- Source document -
▶

# Puppy that stays a puppy forever



## PuppyDoo (Mar 31, 2010)

Not really sure what to make of this: http://www.shinyshack.com/product.php?prid=214633&pn=Perpetual-Puppy



> Wouldn't you like a puppy forever and ever?
> Everyone loves puppies, but cute puppies have a habit of growing into large smelly dogs. ShinyShack.com have for the first time in history solved this problem. You can now buy a Perpetual PuppyTM that will be forever a puppy!


----------



## Keechak (Aug 10, 2008)

That HAS got to be a joke! that seriously disturbing


----------



## Shell (Oct 19, 2009)

Check today's date


----------



## PuppyDoo (Mar 31, 2010)




----------



## trainingjunkie (Feb 10, 2010)

That had better be a joke.

Could anyone really want that?


----------



## ioreks_mom (Oct 1, 2008)

trainingjunkie said:


> Could anyone really want that?


NO! Haha!  I prefer adult dogs to puppies.

I didn't realize the date today but, boy, am I happy that this HAS to be a joke! Can you imagine, constantly potty training...


----------



## trainingjunkie (Feb 10, 2010)

ioreks_mom said:


> NO! Haha!  I prefer adult dogs to puppies.
> 
> I didn't realize the date today but, boy, am I happy that this HAS to be a joke! Can you imagine, constantly potty training...


In my world, a dog isn't even really worth owning until it's 3! Puppyhood is the price I pay for a great adult! If this IS real, I guess I can apply for the discounted returns and save a little misery!


----------



## Marsh Muppet (Nov 29, 2008)

Crikey! If you want a perpetual puppy, get a Golden Retriever. Mine is 4 years old and he acts like a goofy pup--except he's housebroken, obedience trained, and well past teething. Seriously...you can have mine.


----------



## Independent George (Mar 26, 2009)

> What breeds can I choose from?
> You can currently choose from three different breeds:
> 
> * * Basset Hound*
> ...


Somebody send this link to Hulk!!! He loves Bassets AND puppies - this is perfect for him!

Anyway, I think it would have been funnier if the third breed was a Border Collie or a JRT, instead of a Yorkie.


----------



## ioreks_mom (Oct 1, 2008)

trainingjunkie said:


> In my world, a dog isn't even really worth owning until it's 3! Puppyhood is the price I pay for a great adult! If this IS real, I guess I can apply for the discounted returns and save a little misery!

◀

- Task details -
Using the forum thread on the perpetual puppy, say yes or no to whether each statement agrees with it, and quote the words that decide it: (a) Marsh Muppet's Golden Retriever is 4 years old; (b) trainingjunkie feels a dog is worth owning once it turns 2; (c) ioreks_mom likes puppies better than adult dogs.

- Dataset extract -
▶

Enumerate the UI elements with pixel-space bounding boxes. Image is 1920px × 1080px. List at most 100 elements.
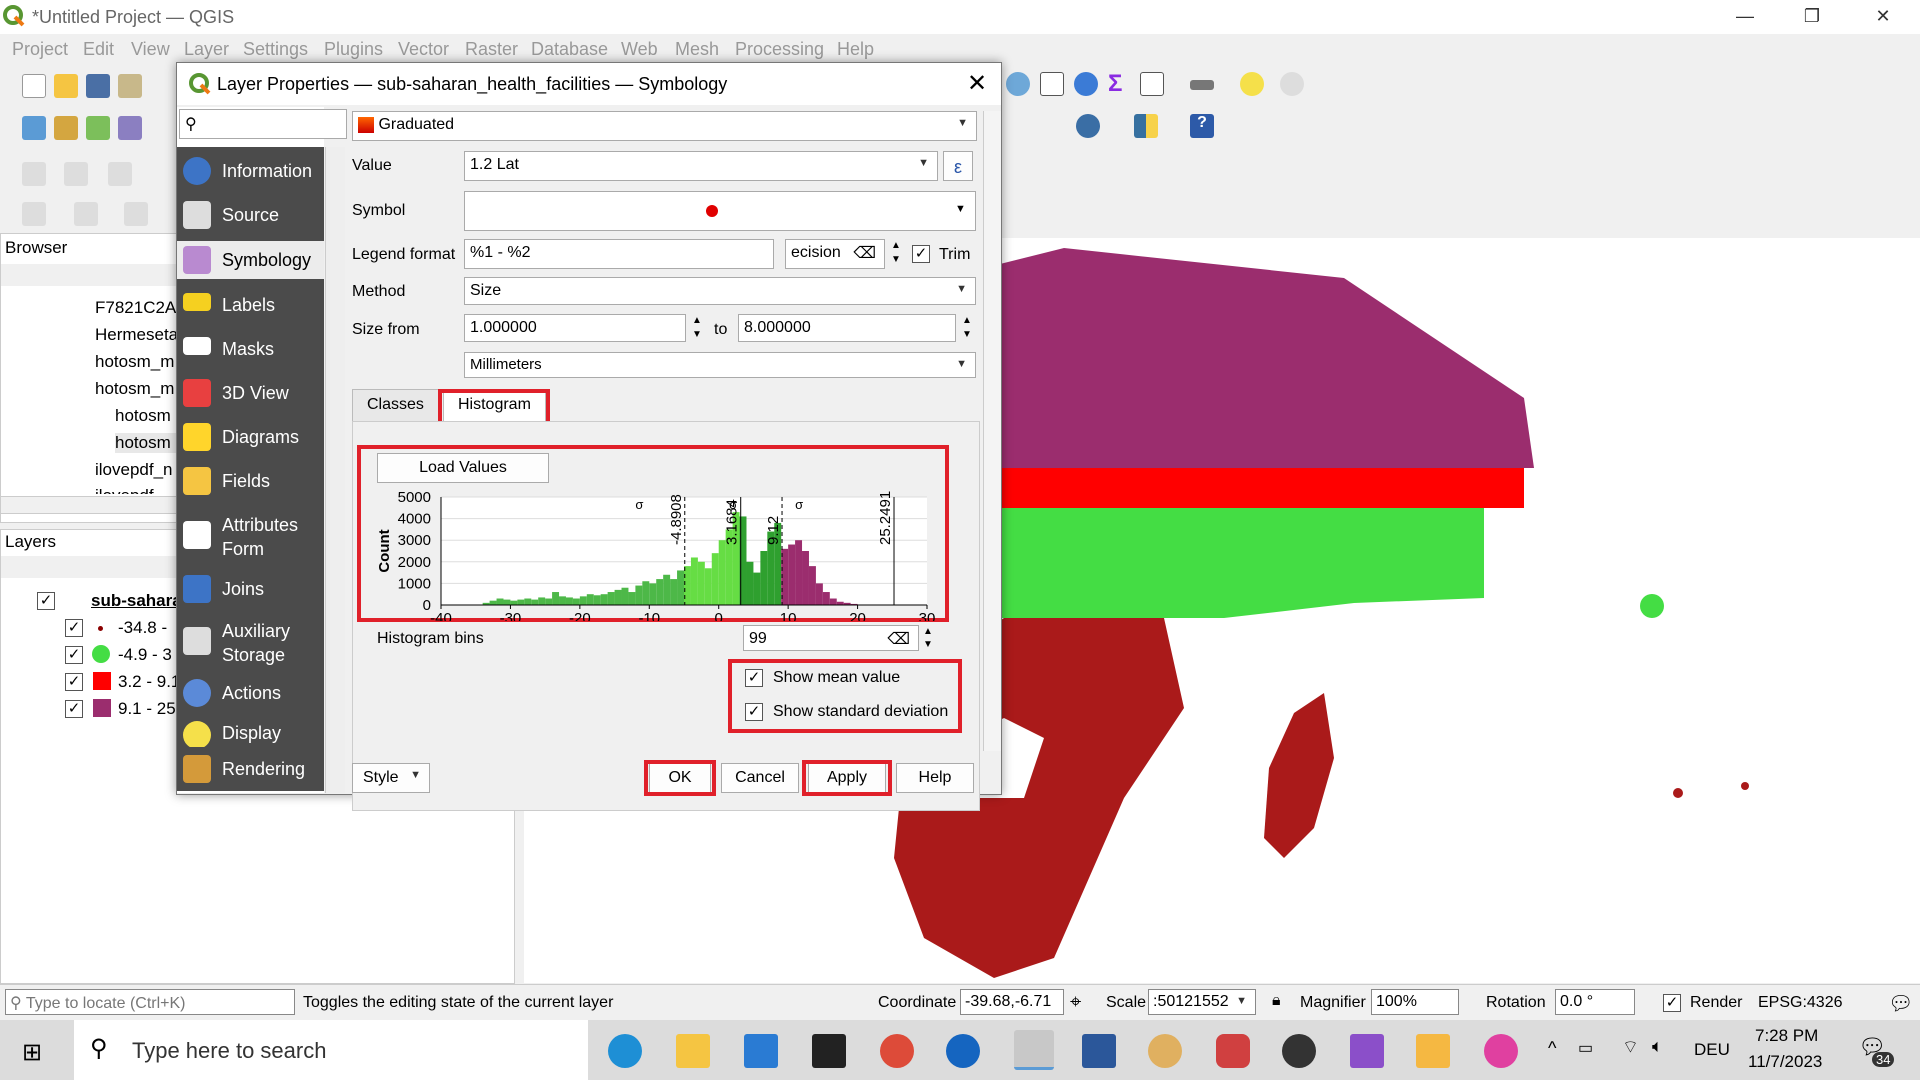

◀

- Solution for this problem -
(a) Yes: "Mine is 4 years old"
(b) No: "a dog isn't even really worth owning until it's 3!"
(c) No: "I prefer adult dogs to puppies."